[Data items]
* * * *
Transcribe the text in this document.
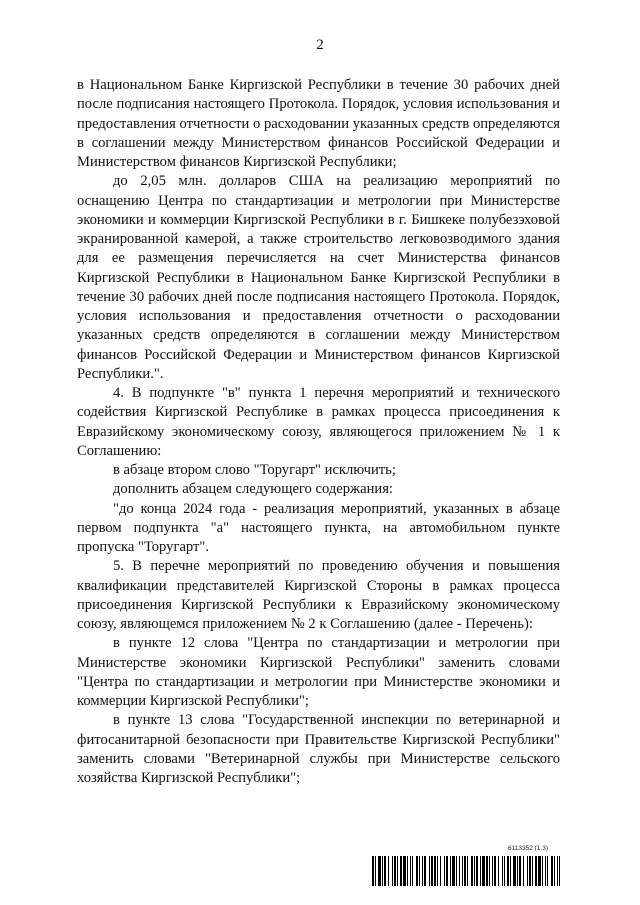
2

в Национальном Банке Киргизской Республики в течение 30 рабочих дней после подписания настоящего Протокола. Порядок, условия использования и предоставления отчетности о расходовании указанных средств определяются в соглашении между Министерством финансов Российской Федерации и Министерством финансов Киргизской Республики;

до 2,05 млн. долларов США на реализацию мероприятий по оснащению Центра по стандартизации и метрологии при Министерстве экономики и коммерции Киргизской Республики в г. Бишкеке полубезэховой экранированной камерой, а также строительство легковозводимого здания для ее размещения перечисляется на счет Министерства финансов Киргизской Республики в Национальном Банке Киргизской Республики в течение 30 рабочих дней после подписания настоящего Протокола. Порядок, условия использования и предоставления отчетности о расходовании указанных средств определяются в соглашении между Министерством финансов Российской Федерации и Министерством финансов Киргизской Республики.".

4. В подпункте "в" пункта 1 перечня мероприятий и технического содействия Киргизской Республике в рамках процесса присоединения к Евразийскому экономическому союзу, являющегося приложением № 1 к Соглашению:

в абзаце втором слово "Торугарт" исключить;

дополнить абзацем следующего содержания:

"до конца 2024 года - реализация мероприятий, указанных в абзаце первом подпункта "а" настоящего пункта, на автомобильном пункте пропуска "Торугарт".

5. В перечне мероприятий по проведению обучения и повышения квалификации представителей Киргизской Стороны в рамках процесса присоединения Киргизской Республики к Евразийскому экономическому союзу, являющемся приложением № 2 к Соглашению (далее - Перечень):

в пункте 12 слова "Центра по стандартизации и метрологии при Министерстве экономики Киргизской Республики" заменить словами "Центра по стандартизации и метрологии при Министерстве экономики и коммерции Киргизской Республики";

в пункте 13 слова "Государственной инспекции по ветеринарной и фитосанитарной безопасности при Правительстве Киргизской Республики" заменить словами "Ветеринарной службы при Министерстве сельского хозяйства Киргизской Республики";

6113352 (1.3)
* * * *
> WHAT YOU WILL DO
Would you return the data exactly as written, without the pictures?

> ANSWER TO THIS PROBLEM
Transcribe the text in this document.
2

в Национальном Банке Киргизской Республики в течение 30 рабочих дней после подписания настоящего Протокола. Порядок, условия использования и предоставления отчетности о расходовании указанных средств определяются в соглашении между Министерством финансов Российской Федерации и Министерством финансов Киргизской Республики;

до 2,05 млн. долларов США на реализацию мероприятий по оснащению Центра по стандартизации и метрологии при Министерстве экономики и коммерции Киргизской Республики в г. Бишкеке полубезэховой экранированной камерой, а также строительство легковозводимого здания для ее размещения перечисляется на счет Министерства финансов Киргизской Республики в Национальном Банке Киргизской Республики в течение 30 рабочих дней после подписания настоящего Протокола. Порядок, условия использования и предоставления отчетности о расходовании указанных средств определяются в соглашении между Министерством финансов Российской Федерации и Министерством финансов Киргизской Республики.".

4. В подпункте "в" пункта 1 перечня мероприятий и технического содействия Киргизской Республике в рамках процесса присоединения к Евразийскому экономическому союзу, являющегося приложением № 1 к Соглашению:

в абзаце втором слово "Торугарт" исключить;

дополнить абзацем следующего содержания:

"до конца 2024 года - реализация мероприятий, указанных в абзаце первом подпункта "а" настоящего пункта, на автомобильном пункте пропуска "Торугарт".

5. В перечне мероприятий по проведению обучения и повышения квалификации представителей Киргизской Стороны в рамках процесса присоединения Киргизской Республики к Евразийскому экономическому союзу, являющемся приложением № 2 к Соглашению (далее - Перечень):

в пункте 12 слова "Центра по стандартизации и метрологии при Министерстве экономики Киргизской Республики" заменить словами "Центра по стандартизации и метрологии при Министерстве экономики и коммерции Киргизской Республики";

в пункте 13 слова "Государственной инспекции по ветеринарной и фитосанитарной безопасности при Правительстве Киргизской Республики" заменить словами "Ветеринарной службы при Министерстве сельского хозяйства Киргизской Республики";

6113352 (1.3)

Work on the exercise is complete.